***** DATASET RECORDS

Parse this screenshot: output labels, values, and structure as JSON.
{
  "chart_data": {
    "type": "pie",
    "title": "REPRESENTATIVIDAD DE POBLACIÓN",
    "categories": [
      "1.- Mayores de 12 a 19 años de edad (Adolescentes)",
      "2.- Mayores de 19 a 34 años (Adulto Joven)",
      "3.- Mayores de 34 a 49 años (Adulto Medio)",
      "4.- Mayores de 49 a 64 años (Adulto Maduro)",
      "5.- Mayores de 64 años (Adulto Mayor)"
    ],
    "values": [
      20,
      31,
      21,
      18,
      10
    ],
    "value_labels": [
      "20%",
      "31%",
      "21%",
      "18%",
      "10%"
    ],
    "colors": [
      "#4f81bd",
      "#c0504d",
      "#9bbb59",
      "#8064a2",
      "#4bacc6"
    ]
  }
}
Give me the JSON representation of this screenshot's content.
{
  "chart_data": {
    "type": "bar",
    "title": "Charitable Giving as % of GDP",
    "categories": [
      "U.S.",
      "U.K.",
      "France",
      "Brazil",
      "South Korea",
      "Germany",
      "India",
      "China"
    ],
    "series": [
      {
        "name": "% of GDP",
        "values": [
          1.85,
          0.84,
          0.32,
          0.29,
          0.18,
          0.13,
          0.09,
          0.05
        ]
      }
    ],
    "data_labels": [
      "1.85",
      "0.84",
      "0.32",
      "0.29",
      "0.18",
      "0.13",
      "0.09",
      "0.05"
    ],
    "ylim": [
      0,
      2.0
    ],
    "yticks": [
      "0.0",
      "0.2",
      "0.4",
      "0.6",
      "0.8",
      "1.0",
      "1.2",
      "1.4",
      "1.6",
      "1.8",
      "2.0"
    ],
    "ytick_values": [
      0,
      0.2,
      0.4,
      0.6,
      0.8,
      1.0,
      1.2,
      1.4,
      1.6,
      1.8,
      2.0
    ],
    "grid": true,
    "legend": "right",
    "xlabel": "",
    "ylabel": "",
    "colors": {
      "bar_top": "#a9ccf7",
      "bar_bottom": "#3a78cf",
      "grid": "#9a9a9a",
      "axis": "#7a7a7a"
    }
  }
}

**********

All lines of the data above that include the word "this" must be shown.

Parse this screenshot: output labels, values, and structure as JSON.
Give me the JSON representation of this screenshot's content.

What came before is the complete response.